Directive =
Repeat each record below exactly, dropping the pictures.

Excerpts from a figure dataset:
— begin —
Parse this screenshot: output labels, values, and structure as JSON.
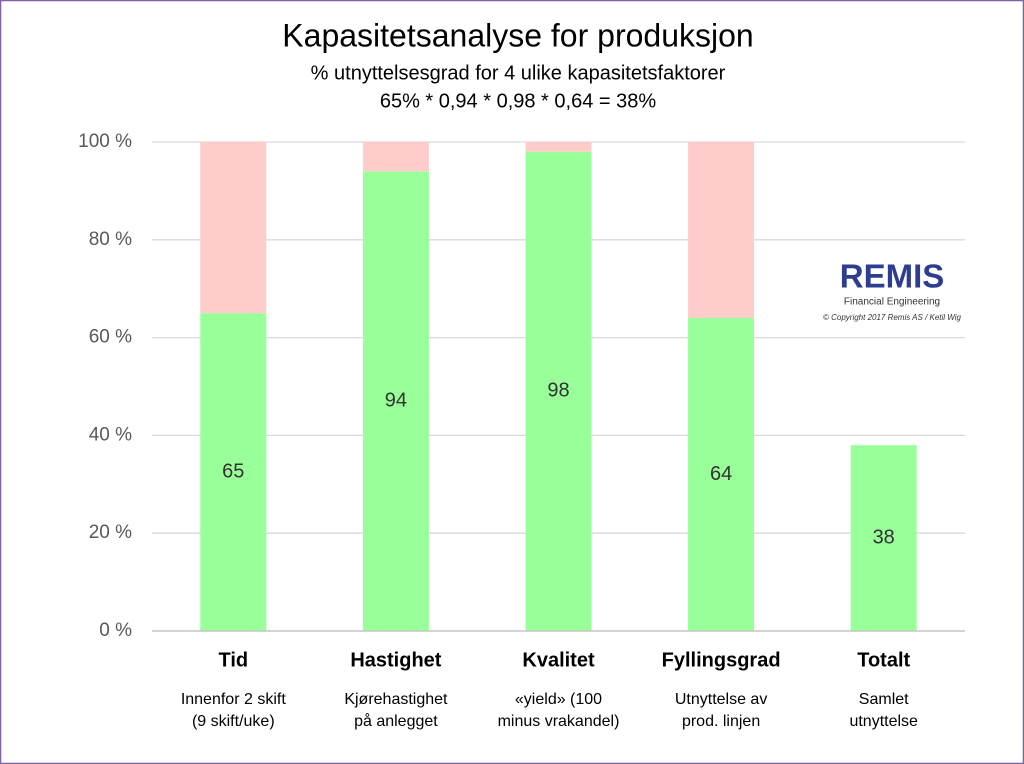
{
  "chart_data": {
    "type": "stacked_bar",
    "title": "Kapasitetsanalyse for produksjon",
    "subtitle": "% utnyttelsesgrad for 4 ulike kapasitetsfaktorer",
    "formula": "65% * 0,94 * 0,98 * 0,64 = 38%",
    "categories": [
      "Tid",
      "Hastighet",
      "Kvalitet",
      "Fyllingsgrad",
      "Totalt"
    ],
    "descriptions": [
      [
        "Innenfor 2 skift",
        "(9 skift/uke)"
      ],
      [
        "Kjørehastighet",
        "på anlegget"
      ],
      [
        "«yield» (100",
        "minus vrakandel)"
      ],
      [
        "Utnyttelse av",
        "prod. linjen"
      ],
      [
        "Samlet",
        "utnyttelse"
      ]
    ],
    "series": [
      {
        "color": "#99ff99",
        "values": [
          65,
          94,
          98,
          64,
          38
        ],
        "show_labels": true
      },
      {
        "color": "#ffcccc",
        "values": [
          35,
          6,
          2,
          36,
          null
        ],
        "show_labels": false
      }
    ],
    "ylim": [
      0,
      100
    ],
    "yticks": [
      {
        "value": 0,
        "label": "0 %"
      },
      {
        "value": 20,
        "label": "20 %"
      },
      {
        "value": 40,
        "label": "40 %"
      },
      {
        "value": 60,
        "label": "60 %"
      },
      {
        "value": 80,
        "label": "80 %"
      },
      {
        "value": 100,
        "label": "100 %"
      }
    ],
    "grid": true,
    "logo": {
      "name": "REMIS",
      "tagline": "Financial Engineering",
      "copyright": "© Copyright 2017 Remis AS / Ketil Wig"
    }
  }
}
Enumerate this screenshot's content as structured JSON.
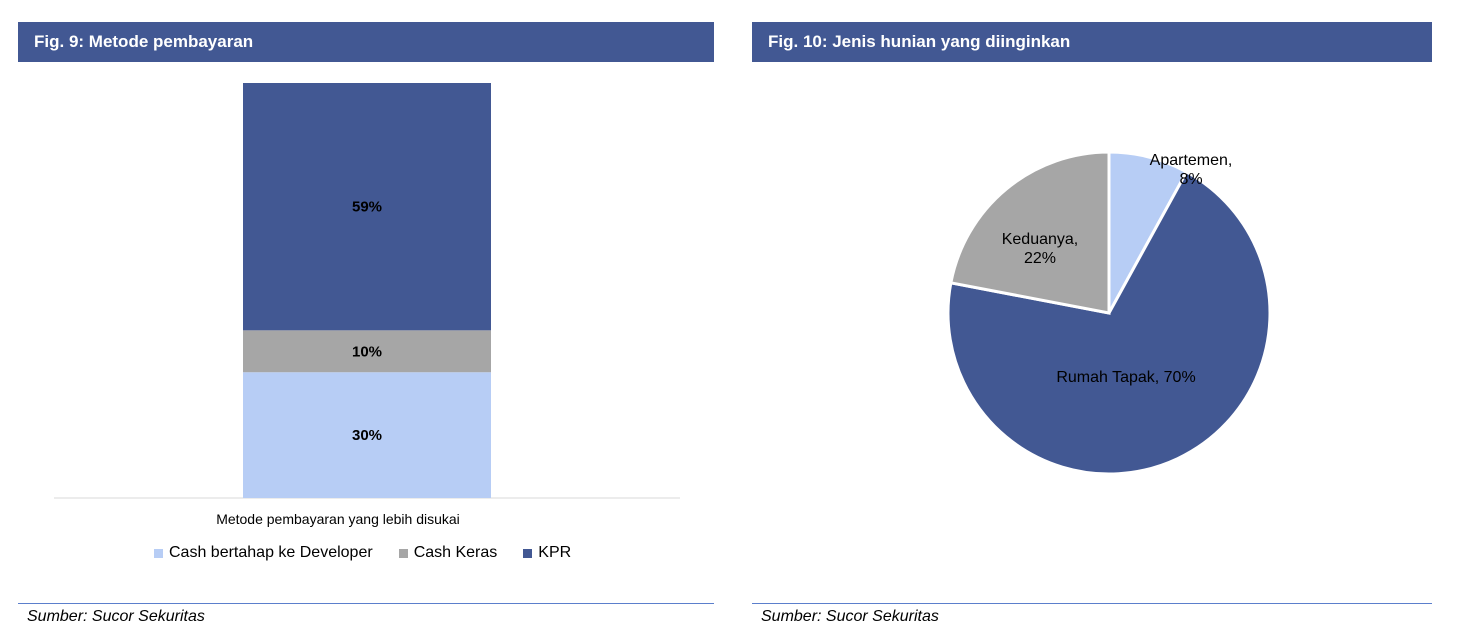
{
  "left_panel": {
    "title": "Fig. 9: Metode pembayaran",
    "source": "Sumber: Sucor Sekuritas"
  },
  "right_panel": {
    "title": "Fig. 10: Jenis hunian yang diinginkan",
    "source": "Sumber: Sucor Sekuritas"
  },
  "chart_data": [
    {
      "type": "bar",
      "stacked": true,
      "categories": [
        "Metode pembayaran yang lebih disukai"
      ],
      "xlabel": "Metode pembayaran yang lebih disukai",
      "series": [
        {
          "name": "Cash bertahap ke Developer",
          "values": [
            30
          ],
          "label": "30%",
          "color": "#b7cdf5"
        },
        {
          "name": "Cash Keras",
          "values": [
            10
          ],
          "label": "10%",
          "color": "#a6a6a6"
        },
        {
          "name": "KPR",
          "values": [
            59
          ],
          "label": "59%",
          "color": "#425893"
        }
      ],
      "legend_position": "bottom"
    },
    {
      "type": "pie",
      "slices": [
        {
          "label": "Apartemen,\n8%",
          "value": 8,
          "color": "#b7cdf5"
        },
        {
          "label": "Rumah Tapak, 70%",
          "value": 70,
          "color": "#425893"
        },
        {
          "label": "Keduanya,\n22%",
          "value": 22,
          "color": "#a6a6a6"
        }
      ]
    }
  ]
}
— end —
Response to this exercise =
Parse this screenshot: output labels, values, and structure as JSON.
{
  "chart_data": {
    "type": "stacked_bar",
    "title": "Kapasitetsanalyse for produksjon",
    "subtitle": "% utnyttelsesgrad for 4 ulike kapasitetsfaktorer",
    "formula": "65% * 0,94 * 0,98 * 0,64 = 38%",
    "categories": [
      "Tid",
      "Hastighet",
      "Kvalitet",
      "Fyllingsgrad",
      "Totalt"
    ],
    "descriptions": [
      [
        "Innenfor 2 skift",
        "(9 skift/uke)"
      ],
      [
        "Kjørehastighet",
        "på anlegget"
      ],
      [
        "«yield» (100",
        "minus vrakandel)"
      ],
      [
        "Utnyttelse av",
        "prod. linjen"
      ],
      [
        "Samlet",
        "utnyttelse"
      ]
    ],
    "series": [
      {
        "color": "#99ff99",
        "values": [
          65,
          94,
          98,
          64,
          38
        ],
        "show_labels": true
      },
      {
        "color": "#ffcccc",
        "values": [
          35,
          6,
          2,
          36,
          null
        ],
        "show_labels": false
      }
    ],
    "ylim": [
      0,
      100
    ],
    "yticks": [
      {
        "value": 0,
        "label": "0 %"
      },
      {
        "value": 20,
        "label": "20 %"
      },
      {
        "value": 40,
        "label": "40 %"
      },
      {
        "value": 60,
        "label": "60 %"
      },
      {
        "value": 80,
        "label": "80 %"
      },
      {
        "value": 100,
        "label": "100 %"
      }
    ],
    "grid": true,
    "logo": {
      "name": "REMIS",
      "tagline": "Financial Engineering",
      "copyright": "© Copyright 2017 Remis AS / Ketil Wig"
    }
  }
}
Enumerate this screenshot's content as structured JSON.
{
  "left_panel": {
    "title": "Fig. 9: Metode pembayaran",
    "source": "Sumber: Sucor Sekuritas"
  },
  "right_panel": {
    "title": "Fig. 10: Jenis hunian yang diinginkan",
    "source": "Sumber: Sucor Sekuritas"
  },
  "chart_data": [
    {
      "type": "bar",
      "stacked": true,
      "categories": [
        "Metode pembayaran yang lebih disukai"
      ],
      "xlabel": "Metode pembayaran yang lebih disukai",
      "series": [
        {
          "name": "Cash bertahap ke Developer",
          "values": [
            30
          ],
          "label": "30%",
          "color": "#b7cdf5"
        },
        {
          "name": "Cash Keras",
          "values": [
            10
          ],
          "label": "10%",
          "color": "#a6a6a6"
        },
        {
          "name": "KPR",
          "values": [
            59
          ],
          "label": "59%",
          "color": "#425893"
        }
      ],
      "legend_position": "bottom"
    },
    {
      "type": "pie",
      "slices": [
        {
          "label": "Apartemen,\n8%",
          "value": 8,
          "color": "#b7cdf5"
        },
        {
          "label": "Rumah Tapak, 70%",
          "value": 70,
          "color": "#425893"
        },
        {
          "label": "Keduanya,\n22%",
          "value": 22,
          "color": "#a6a6a6"
        }
      ]
    }
  ]
}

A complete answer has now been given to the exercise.